• [Required work]: Can you render every line of the records below as a Markdown table with the columns Row and Line, numbering each row and skipping blank lines? Leave the pictures out.

• [Data supplied]:
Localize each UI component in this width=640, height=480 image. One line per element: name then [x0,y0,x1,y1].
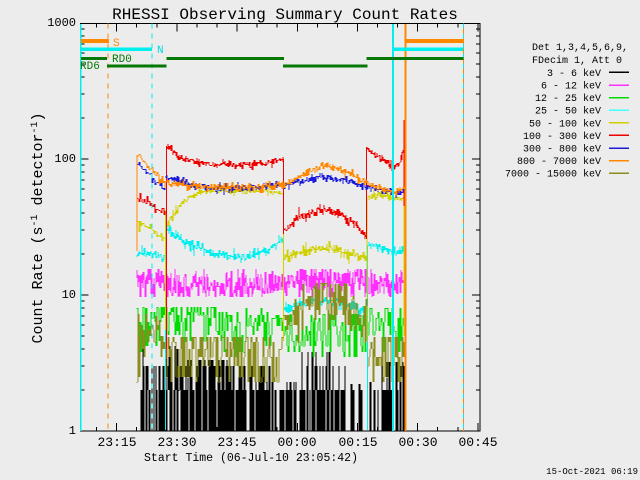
svg-text:23:45: 23:45 [217,435,256,450]
svg-text:10: 10 [62,288,76,302]
svg-text:00:00: 00:00 [277,435,316,450]
svg-text:25 - 50 keV: 25 - 50 keV [535,106,601,118]
svg-text:N: N [157,45,164,57]
svg-text:1: 1 [69,424,76,438]
svg-text:S: S [113,38,120,50]
svg-text:1000: 1000 [47,16,76,30]
svg-text:23:15: 23:15 [97,435,136,450]
svg-text:100 - 300 keV: 100 - 300 keV [523,131,601,143]
svg-text:800 - 7000 keV: 800 - 7000 keV [517,156,601,168]
svg-text:Start Time (06-Jul-10 23:05:42: Start Time (06-Jul-10 23:05:42) [144,452,358,465]
svg-text:23:30: 23:30 [157,435,196,450]
svg-text:Count Rate (s-1 detector-1): Count Rate (s-1 detector-1) [30,112,47,343]
svg-text:300 - 800 keV: 300 - 800 keV [523,144,601,156]
svg-text:6 - 12 keV: 6 - 12 keV [541,81,601,93]
svg-text:RHESSI Observing Summary Count: RHESSI Observing Summary Count Rates [112,6,458,24]
svg-text:00:45: 00:45 [458,435,497,450]
svg-text:00:30: 00:30 [398,435,437,450]
svg-text:7000 - 15000 keV: 7000 - 15000 keV [505,169,601,181]
svg-text:Det 1,3,4,5,6,9,: Det 1,3,4,5,6,9, [532,43,628,54]
svg-text:12 - 25 keV: 12 - 25 keV [535,93,601,105]
svg-text:100: 100 [54,152,76,166]
svg-text:RD0: RD0 [112,54,132,66]
svg-text:50 - 100 keV: 50 - 100 keV [529,118,601,130]
svg-text:15-Oct-2021 06:19: 15-Oct-2021 06:19 [546,467,638,477]
svg-text:RD6: RD6 [80,61,100,73]
svg-text:FDecim 1, Att 0: FDecim 1, Att 0 [532,55,622,67]
svg-text:3 - 6 keV: 3 - 6 keV [547,68,601,80]
svg-text:00:15: 00:15 [338,435,377,450]
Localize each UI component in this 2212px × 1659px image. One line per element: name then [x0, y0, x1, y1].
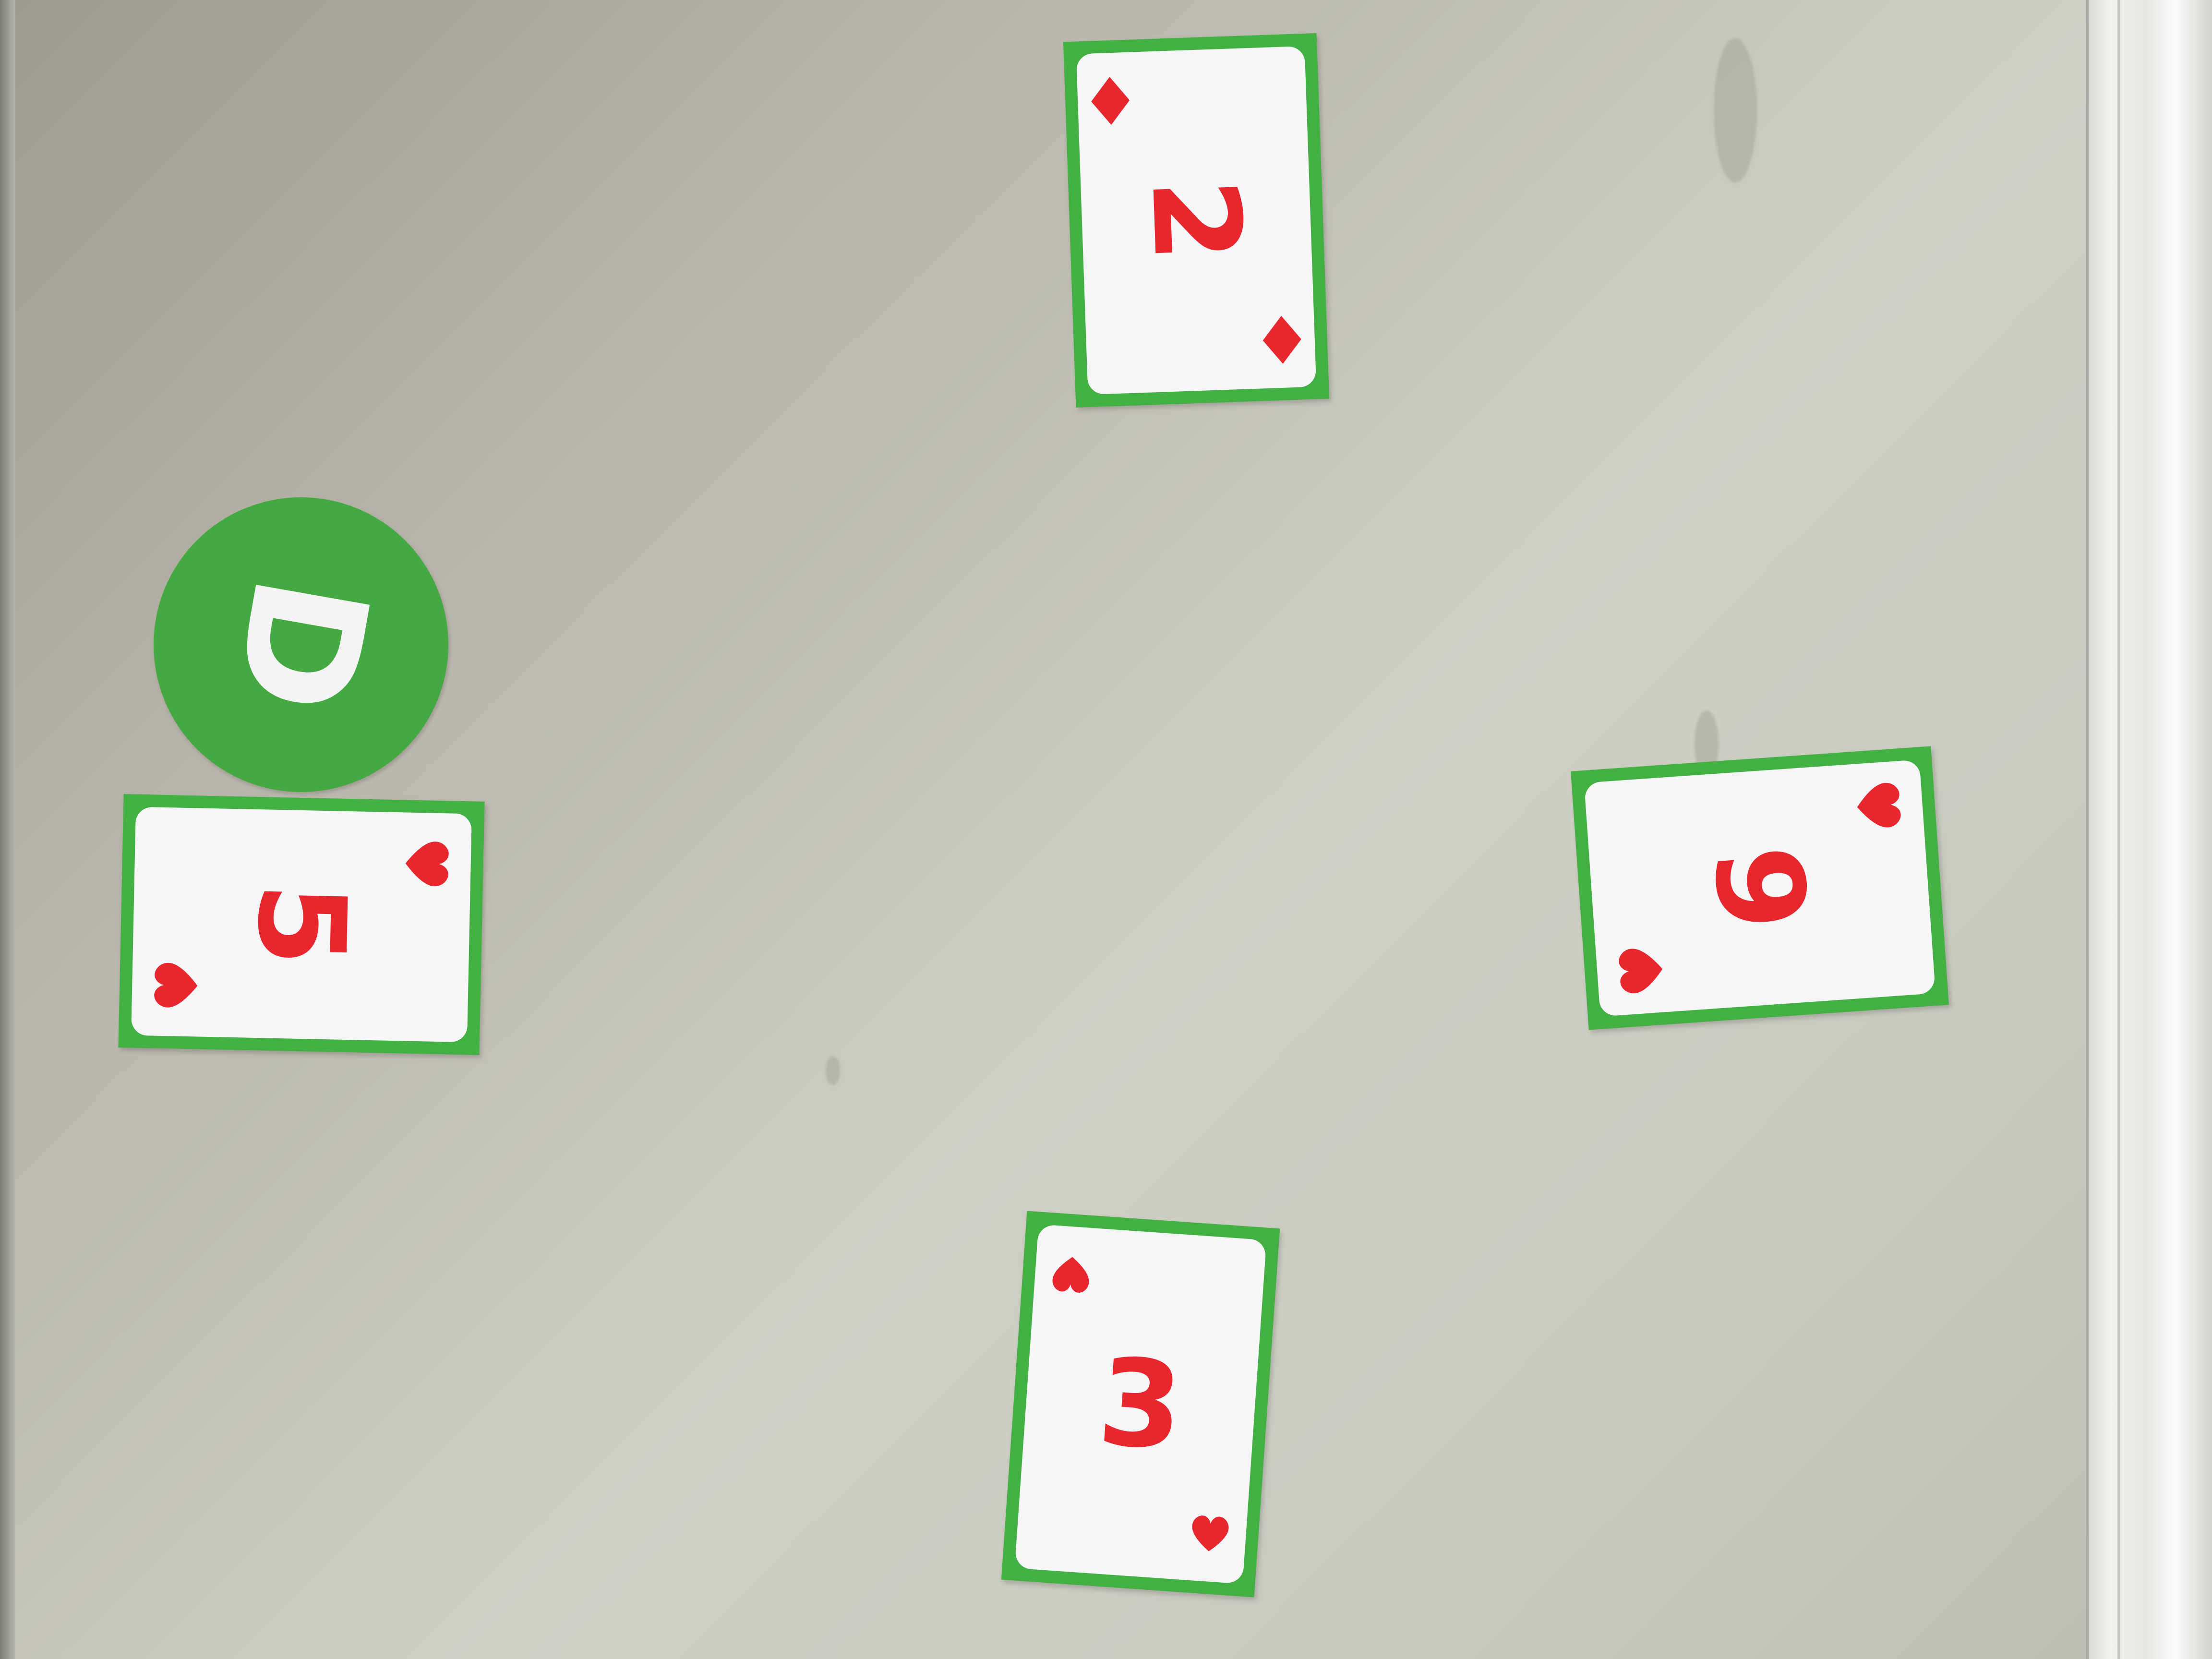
card-bottom: 3: [1001, 1211, 1280, 1598]
heart-icon: [1857, 782, 1901, 828]
board-frame-right: [2086, 0, 2212, 1659]
board-frame-left: [0, 0, 15, 1659]
diamond-icon: [1262, 315, 1301, 364]
card-top: 2: [1063, 33, 1330, 408]
heart-icon: [1619, 949, 1663, 994]
dealer-chip: D: [154, 497, 448, 792]
card-rank: 5: [230, 881, 373, 968]
heart-icon: [405, 842, 449, 887]
heart-icon: [154, 962, 198, 1008]
diamond-icon: [1091, 77, 1130, 125]
card-rank: 2: [1125, 176, 1268, 264]
smudge: [1714, 38, 1757, 182]
card-rank: 3: [1094, 1331, 1187, 1477]
smudge: [826, 1056, 840, 1085]
heart-icon: [1052, 1257, 1089, 1293]
card-rank: 9: [1687, 842, 1833, 935]
heart-icon: [1192, 1515, 1229, 1551]
card-right: 9: [1571, 746, 1949, 1030]
card-left: 5: [118, 794, 485, 1055]
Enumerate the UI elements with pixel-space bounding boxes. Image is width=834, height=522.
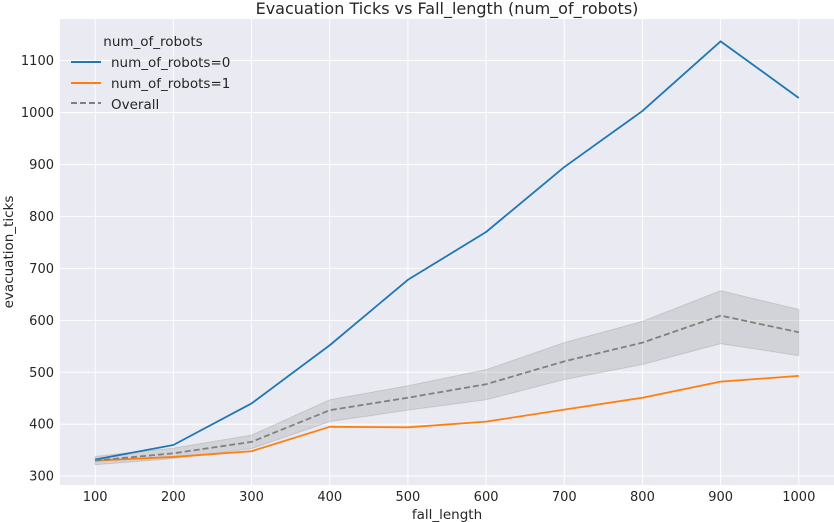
series-lines — [95, 40, 800, 462]
legend-label-series-1: num_of_robots=1 — [111, 76, 230, 92]
y-tick-label-7: 1000 — [21, 106, 54, 121]
series-line-2 — [95, 314, 800, 462]
x-axis-label: fall_length — [412, 507, 482, 522]
ci-band-series-2 — [94, 290, 800, 466]
grid — [60, 19, 834, 485]
legend: num_of_robots num_of_robots=0 num_of_rob… — [71, 34, 230, 113]
x-tick-label-7: 800 — [630, 490, 655, 505]
confidence-bands — [94, 290, 800, 466]
x-tick-label-6: 700 — [552, 490, 577, 505]
y-tick-label-1: 400 — [29, 418, 54, 433]
x-tick-label-0: 100 — [83, 490, 108, 505]
x-tick-label-1: 200 — [161, 490, 186, 505]
y-tick-label-6: 900 — [29, 158, 54, 173]
plot-area — [60, 19, 834, 485]
legend-label-series-0: num_of_robots=0 — [111, 55, 230, 71]
x-tick-label-5: 600 — [474, 490, 499, 505]
y-tick-label-4: 700 — [29, 262, 54, 277]
chart-title: Evacuation Ticks vs Fall_length (num_of_… — [256, 0, 639, 19]
x-tick-label-8: 900 — [708, 490, 733, 505]
x-tick-labels: 100 200 300 400 500 600 700 800 900 1000 — [83, 490, 816, 505]
x-tick-label-3: 400 — [317, 490, 342, 505]
x-tick-label-2: 300 — [239, 490, 264, 505]
y-tick-label-8: 1100 — [21, 54, 54, 69]
y-tick-label-0: 300 — [29, 470, 54, 485]
y-tick-labels: 300 400 500 600 700 800 900 1000 1100 — [21, 54, 54, 485]
legend-label-series-2: Overall — [111, 97, 159, 113]
series-line-0 — [95, 40, 800, 461]
legend-title: num_of_robots — [103, 34, 202, 50]
y-tick-label-2: 500 — [29, 366, 54, 381]
series-line-1 — [95, 375, 799, 462]
y-tick-label-3: 600 — [29, 314, 54, 329]
y-axis-label: evacuation_ticks — [1, 196, 17, 309]
y-tick-label-5: 800 — [29, 210, 54, 225]
x-tick-label-9: 1000 — [782, 490, 815, 505]
x-tick-label-4: 500 — [395, 490, 420, 505]
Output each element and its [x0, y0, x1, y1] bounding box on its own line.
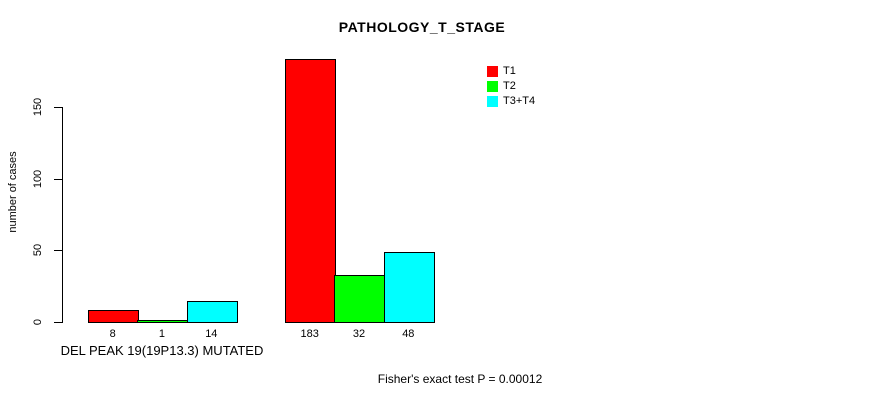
bar	[334, 275, 386, 323]
bar-value-label: 14	[205, 328, 218, 340]
fisher-test-annotation: Fisher's exact test P = 0.00012	[377, 372, 543, 386]
y-tick	[54, 178, 62, 180]
y-axis-label: number of cases	[7, 151, 19, 233]
bar-value-label: 32	[352, 328, 366, 340]
legend-label: T1	[503, 65, 516, 77]
bar	[285, 58, 337, 323]
legend-item: T1	[487, 65, 535, 77]
bar-value-label: 183	[300, 328, 319, 340]
bar-value-label: 1	[158, 328, 166, 340]
bar-value-label: 48	[402, 328, 415, 340]
bar	[186, 300, 238, 323]
legend-swatch	[487, 95, 498, 107]
bar	[383, 252, 435, 323]
y-tick	[54, 250, 62, 252]
y-axis-line	[62, 107, 63, 323]
x-group-label: DEL PEAK 19(19P13.3) MUTATED	[60, 343, 264, 358]
legend-label: T3+T4	[503, 95, 536, 107]
y-tick-label: 100	[32, 169, 44, 188]
y-tick	[54, 322, 62, 323]
legend-label: T2	[503, 80, 516, 92]
bar	[88, 309, 140, 323]
y-tick-label: 150	[32, 97, 44, 117]
y-tick-label: 0	[32, 318, 44, 326]
bar	[137, 319, 189, 323]
y-tick-label: 50	[32, 244, 44, 257]
y-tick	[54, 107, 62, 108]
legend-swatch	[487, 65, 498, 77]
legend-swatch	[487, 80, 498, 92]
chart-title: PATHOLOGY_T_STAGE	[338, 19, 506, 35]
legend: T1 T2 T3+T4	[487, 65, 535, 110]
legend-item: T2	[487, 80, 535, 92]
bar-value-label: 8	[109, 328, 116, 340]
legend-item: T3+T4	[487, 95, 535, 107]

• [Written response]:
| Row | Line |
|---|---|
| 1 | Localize each UI component in this width=640, height=480 image. One line per element: name then [x0,y0,x1,y1]. |
| 2 | svg-text:23:45: 23:45 [217,435,256,450] |
| 3 | svg-text:10: 10 [62,288,76,302] |
| 4 | svg-text:00:00: 00:00 [277,435,316,450] |
| 5 | svg-text:25 - 50 keV: 25 - 50 keV [535,106,601,118] |
| 6 | svg-text:N: N [157,45,164,57] |
| 7 | svg-text:1: 1 [69,424,76,438] |
| 8 | svg-text:S: S [113,38,120,50] |
| 9 | svg-text:1000: 1000 [47,16,76,30] |
| 10 | svg-text:23:15: 23:15 [97,435,136,450] |
| 11 | svg-text:100 - 300 keV: 100 - 300 keV [523,131,601,143] |
| 12 | svg-text:800 - 7000 keV: 800 - 7000 keV [517,156,601,168] |
| 13 | svg-text:Start Time (06-Jul-10 23:05:42: Start Time (06-Jul-10 23:05:42) [144,452,358,465] |
| 14 | svg-text:23:30: 23:30 [157,435,196,450] |
| 15 | svg-text:Count Rate (s-1 detector-1): Count Rate (s-1 detector-1) [30,112,47,343] |
| 16 | svg-text:300 - 800 keV: 300 - 800 keV [523,144,601,156] |
| 17 | svg-text:6 - 12 keV: 6 - 12 keV [541,81,601,93] |
| 18 | svg-text:RHESSI Observing Summary Count: RHESSI Observing Summary Count Rates [112,6,458,24] |
| 19 | svg-text:00:45: 00:45 [458,435,497,450] |
| 20 | svg-text:00:30: 00:30 [398,435,437,450] |
| 21 | svg-text:7000 - 15000 keV: 7000 - 15000 keV [505,169,601,181] |
| 22 | svg-text:Det 1,3,4,5,6,9,: Det 1,3,4,5,6,9, [532,43,628,54] |
| 23 | svg-text:12 - 25 keV: 12 - 25 keV [535,93,601,105] |
| 24 | svg-text:100: 100 [54,152,76,166] |
| 25 | svg-text:RD0: RD0 [112,54,132,66] |
| 26 | svg-text:50 - 100 keV: 50 - 100 keV [529,118,601,130] |
| 27 | svg-text:15-Oct-2021 06:19: 15-Oct-2021 06:19 [546,467,638,477] |
| 28 | svg-text:RD6: RD6 [80,61,100,73] |
| 29 | svg-text:FDecim 1, Att 0: FDecim 1, Att 0 [532,55,622,67] |
| 30 | svg-text:3 - 6 keV: 3 - 6 keV [547,68,601,80] |
| 31 | svg-text:00:15: 00:15 [338,435,377,450] |
| 32 | Localize each UI component in this 2212px × 1659px image. One line per element: name then [x0, y0, x1, y1]. |
| 33 | card-bottom: 3: [1001, 1211, 1280, 1598] |
| 34 | heart-icon: [1857, 782, 1901, 828] |
| 35 | board-frame-right: [2086, 0, 2212, 1659] |
| 36 | board-frame-left: [0, 0, 15, 1659] |
| 37 | diamond-icon: [1262, 315, 1301, 364] |
| 38 | card-top: 2: [1063, 33, 1330, 408] |
| 39 | heart-icon: [1619, 949, 1663, 994] |
| 40 | dealer-chip: D: [154, 497, 448, 792] |
| 41 | card-rank: 5: [230, 881, 373, 968] |
| 42 | heart-icon: [405, 842, 449, 887] |
| 43 | heart-icon: [154, 962, 198, 1008] |
| 44 | diamond-icon: [1091, 77, 1130, 125] |
| 45 | card-rank: 2: [1125, 176, 1268, 264] |
| 46 | smudge: [1714, 38, 1757, 182] |
| 47 | card-rank: 3: [1094, 1331, 1187, 1477] |
| 48 | smudge: [826, 1056, 840, 1085] |
| 49 | heart-icon: [1052, 1257, 1089, 1293] |
| 50 | card-rank: 9: [1687, 842, 1833, 935] |
| 51 | heart-icon: [1192, 1515, 1229, 1551] |
| 52 | card-right: 9: [1571, 746, 1949, 1030] |
| 53 | card-left: 5: [118, 794, 485, 1055] |
| 54 | Enumerate the UI elements with pixel-space bounding boxes. Image is width=834, height=522. |
| 55 | series-lines — [95, 40, 800, 462] |
| 56 | legend-label-series-1: num_of_robots=1 — [111, 76, 230, 92] |
| 57 | y-tick-label-7: 1000 — [21, 106, 54, 121] |
| 58 | series-line-2 — [95, 314, 800, 462] |
| 59 | x-axis-label: fall_length — [412, 507, 482, 522] |
| 60 | ci-band-series-2 — [94, 290, 800, 466] |
| 61 | grid — [60, 19, 834, 485] |
| 62 | legend: num_of_robots num_of_robots=0 num_of_rob… — [71, 34, 230, 113] |
| 63 | x-tick-label-7: 800 — [630, 490, 655, 505] |
| 64 | confidence-bands — [94, 290, 800, 466] |
| 65 | x-tick-label-6: 700 — [552, 490, 577, 505] |
| 66 | y-tick-label-1: 400 — [29, 418, 54, 433] |
| 67 | x-tick-label-0: 100 — [83, 490, 108, 505] |
| 68 | x-tick-label-1: 200 — [161, 490, 186, 505] |
| 69 | y-tick-label-6: 900 — [29, 158, 54, 173] |
| 70 | plot-area — [60, 19, 834, 485] |
| 71 | legend-label-series-0: num_of_robots=0 — [111, 55, 230, 71] |
| 72 | x-tick-label-5: 600 — [474, 490, 499, 505] |
| 73 | y-tick-label-4: 700 — [29, 262, 54, 277] |
| 74 | chart-title: Evacuation Ticks vs Fall_length (num_of_… — [256, 0, 639, 19] |
| 75 | x-tick-label-8: 900 — [708, 490, 733, 505] |
| 76 | x-tick-labels: 100 200 300 400 500 600 700 800 900 1000 — [83, 490, 816, 505] |
| 77 | x-tick-label-3: 400 — [317, 490, 342, 505] |
| 78 | x-tick-label-2: 300 — [239, 490, 264, 505] |
| 79 | y-tick-label-8: 1100 — [21, 54, 54, 69] |
| 80 | y-tick-label-0: 300 — [29, 470, 54, 485] |
| 81 | y-tick-labels: 300 400 500 600 700 800 900 1000 1100 — [21, 54, 54, 485] |
| 82 | legend-label-series-2: Overall — [111, 97, 159, 113] |
| 83 | series-line-0 — [95, 40, 800, 461] |
| 84 | legend-title: num_of_robots — [103, 34, 202, 50] |
| 85 | y-tick-label-2: 500 — [29, 366, 54, 381] |
| 86 | series-line-1 — [95, 375, 799, 462] |
| 87 | y-tick-label-3: 600 — [29, 314, 54, 329] |
| 88 | y-axis-label: evacuation_ticks — [1, 196, 17, 309] |
| 89 | y-tick-label-5: 800 — [29, 210, 54, 225] |
| 90 | x-tick-label-9: 1000 — [782, 490, 815, 505] |
| 91 | x-tick-label-4: 500 — [395, 490, 420, 505] |
| 92 | Output each element and its [x0, y0, x1, y1] bounding box on its own line. |
| 93 | bar	[334, 275, 386, 323] |
| 94 | bar-value-label: 14	[205, 328, 218, 340] |
| 95 | fisher-test-annotation: Fisher's exact test P = 0.00012	[377, 372, 543, 386] |
| 96 | y-tick	[54, 178, 62, 180] |
| 97 | y-axis-label: number of cases	[7, 151, 19, 233] |
| 98 | bar-value-label: 32	[352, 328, 366, 340] |
| 99 | legend-label: T1	[503, 65, 516, 77] |
| 100 | bar	[285, 58, 337, 323] |
| 101 | legend-item: T1	[487, 65, 535, 77] |
| 102 | bar-value-label: 183	[300, 328, 319, 340] |
| 103 | bar-value-label: 1	[158, 328, 166, 340] |
| 104 | bar-value-label: 48	[402, 328, 415, 340] |
| 105 | bar	[186, 300, 238, 323] |
| 106 | legend-swatch	[487, 95, 498, 107] |
| 107 | bar	[383, 252, 435, 323] |
| 108 | y-tick	[54, 250, 62, 252] |
| 109 | y-axis-line	[62, 107, 63, 323] |
| 110 | x-group-label: DEL PEAK 19(19P13.3) MUTATED	[60, 343, 264, 358] |
| 111 | legend-label: T3+T4	[503, 95, 536, 107] |
| 112 | y-tick-label: 100	[32, 169, 44, 188] |
| 113 | y-tick	[54, 322, 62, 323] |
| 114 | legend-label: T2	[503, 80, 516, 92] |
| 115 | bar	[88, 309, 140, 323] |
| 116 | y-tick-label: 150	[32, 97, 44, 117] |
| 117 | y-tick-label: 0	[32, 318, 44, 326] |
| 118 | bar	[137, 319, 189, 323] |
| 119 | y-tick-label: 50	[32, 244, 44, 257] |
| 120 | y-tick	[54, 107, 62, 108] |
| 121 | legend-swatch	[487, 65, 498, 77] |
| 122 | legend-swatch	[487, 80, 498, 92] |
| 123 | chart-title: PATHOLOGY_T_STAGE	[338, 19, 506, 35] |
| 124 | legend: T1 T2 T3+T4	[487, 65, 535, 110] |
| 125 | legend-item: T2	[487, 80, 535, 92] |
| 126 | bar-value-label: 8	[109, 328, 116, 340] |
| 127 | legend-item: T3+T4	[487, 95, 535, 107] |